• **Material for the task**:
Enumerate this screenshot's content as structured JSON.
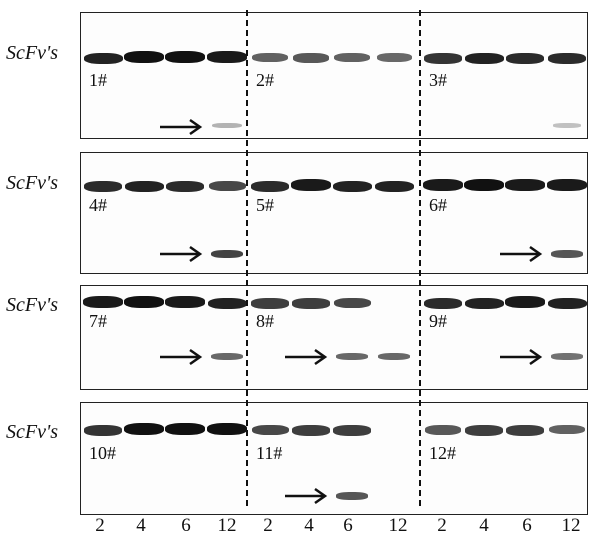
{
  "panels": [
    {
      "row_label": "ScFv's",
      "groups": [
        {
          "label": "1#",
          "band_intensity": [
            0.9,
            1.0,
            1.0,
            0.95
          ],
          "lower_band_intensity": [
            0,
            0,
            0,
            0.2
          ],
          "arrow": true
        },
        {
          "label": "2#",
          "band_intensity": [
            0.55,
            0.6,
            0.55,
            0.5
          ],
          "lower_band_intensity": [
            0,
            0,
            0,
            0
          ],
          "arrow": false
        },
        {
          "label": "3#",
          "band_intensity": [
            0.8,
            0.9,
            0.85,
            0.85
          ],
          "lower_band_intensity": [
            0,
            0,
            0,
            0.12
          ],
          "arrow": false
        }
      ]
    },
    {
      "row_label": "ScFv's",
      "groups": [
        {
          "label": "4#",
          "band_intensity": [
            0.85,
            0.9,
            0.85,
            0.7
          ],
          "lower_band_intensity": [
            0,
            0,
            0,
            0.8
          ],
          "arrow": true
        },
        {
          "label": "5#",
          "band_intensity": [
            0.85,
            0.95,
            0.9,
            0.9
          ],
          "lower_band_intensity": [
            0,
            0,
            0,
            0
          ],
          "arrow": false
        },
        {
          "label": "6#",
          "band_intensity": [
            0.95,
            1.0,
            0.95,
            0.95
          ],
          "lower_band_intensity": [
            0,
            0,
            0,
            0.7
          ],
          "arrow": true
        }
      ]
    },
    {
      "row_label": "ScFv's",
      "groups": [
        {
          "label": "7#",
          "band_intensity": [
            0.95,
            1.0,
            0.95,
            0.9
          ],
          "lower_band_intensity": [
            0,
            0,
            0,
            0.6
          ],
          "arrow": true
        },
        {
          "label": "8#",
          "band_intensity": [
            0.75,
            0.75,
            0.7,
            0
          ],
          "lower_band_intensity": [
            0,
            0,
            0.6,
            0.6
          ],
          "arrow": true
        },
        {
          "label": "9#",
          "band_intensity": [
            0.85,
            0.9,
            0.95,
            0.9
          ],
          "lower_band_intensity": [
            0,
            0,
            0,
            0.55
          ],
          "arrow": true
        }
      ]
    },
    {
      "row_label": "ScFv's",
      "groups": [
        {
          "label": "10#",
          "band_intensity": [
            0.8,
            1.0,
            1.0,
            1.0
          ],
          "lower_band_intensity": [
            0,
            0,
            0,
            0
          ],
          "arrow": false
        },
        {
          "label": "11#",
          "band_intensity": [
            0.7,
            0.75,
            0.75,
            0
          ],
          "lower_band_intensity": [
            0,
            0,
            0.7,
            0
          ],
          "arrow": true
        },
        {
          "label": "12#",
          "band_intensity": [
            0.6,
            0.75,
            0.75,
            0.55
          ],
          "lower_band_intensity": [
            0,
            0,
            0,
            0
          ],
          "arrow": false
        }
      ]
    }
  ],
  "lane_labels": [
    "2",
    "4",
    "6",
    "12",
    "2",
    "4",
    "6",
    "12",
    "2",
    "4",
    "6",
    "12"
  ],
  "colors": {
    "band": "#111111",
    "background": "#ffffff",
    "border": "#222222"
  }
}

• **To be done**: Exclude the pictures, and transcribe all of the material exactly.

• **Complete answer**:
Enumerate this screenshot's content as structured JSON.
{
  "panels": [
    {
      "row_label": "ScFv's",
      "groups": [
        {
          "label": "1#",
          "band_intensity": [
            0.9,
            1.0,
            1.0,
            0.95
          ],
          "lower_band_intensity": [
            0,
            0,
            0,
            0.2
          ],
          "arrow": true
        },
        {
          "label": "2#",
          "band_intensity": [
            0.55,
            0.6,
            0.55,
            0.5
          ],
          "lower_band_intensity": [
            0,
            0,
            0,
            0
          ],
          "arrow": false
        },
        {
          "label": "3#",
          "band_intensity": [
            0.8,
            0.9,
            0.85,
            0.85
          ],
          "lower_band_intensity": [
            0,
            0,
            0,
            0.12
          ],
          "arrow": false
        }
      ]
    },
    {
      "row_label": "ScFv's",
      "groups": [
        {
          "label": "4#",
          "band_intensity": [
            0.85,
            0.9,
            0.85,
            0.7
          ],
          "lower_band_intensity": [
            0,
            0,
            0,
            0.8
          ],
          "arrow": true
        },
        {
          "label": "5#",
          "band_intensity": [
            0.85,
            0.95,
            0.9,
            0.9
          ],
          "lower_band_intensity": [
            0,
            0,
            0,
            0
          ],
          "arrow": false
        },
        {
          "label": "6#",
          "band_intensity": [
            0.95,
            1.0,
            0.95,
            0.95
          ],
          "lower_band_intensity": [
            0,
            0,
            0,
            0.7
          ],
          "arrow": true
        }
      ]
    },
    {
      "row_label": "ScFv's",
      "groups": [
        {
          "label": "7#",
          "band_intensity": [
            0.95,
            1.0,
            0.95,
            0.9
          ],
          "lower_band_intensity": [
            0,
            0,
            0,
            0.6
          ],
          "arrow": true
        },
        {
          "label": "8#",
          "band_intensity": [
            0.75,
            0.75,
            0.7,
            0
          ],
          "lower_band_intensity": [
            0,
            0,
            0.6,
            0.6
          ],
          "arrow": true
        },
        {
          "label": "9#",
          "band_intensity": [
            0.85,
            0.9,
            0.95,
            0.9
          ],
          "lower_band_intensity": [
            0,
            0,
            0,
            0.55
          ],
          "arrow": true
        }
      ]
    },
    {
      "row_label": "ScFv's",
      "groups": [
        {
          "label": "10#",
          "band_intensity": [
            0.8,
            1.0,
            1.0,
            1.0
          ],
          "lower_band_intensity": [
            0,
            0,
            0,
            0
          ],
          "arrow": false
        },
        {
          "label": "11#",
          "band_intensity": [
            0.7,
            0.75,
            0.75,
            0
          ],
          "lower_band_intensity": [
            0,
            0,
            0.7,
            0
          ],
          "arrow": true
        },
        {
          "label": "12#",
          "band_intensity": [
            0.6,
            0.75,
            0.75,
            0.55
          ],
          "lower_band_intensity": [
            0,
            0,
            0,
            0
          ],
          "arrow": false
        }
      ]
    }
  ],
  "lane_labels": [
    "2",
    "4",
    "6",
    "12",
    "2",
    "4",
    "6",
    "12",
    "2",
    "4",
    "6",
    "12"
  ],
  "colors": {
    "band": "#111111",
    "background": "#ffffff",
    "border": "#222222"
  }
}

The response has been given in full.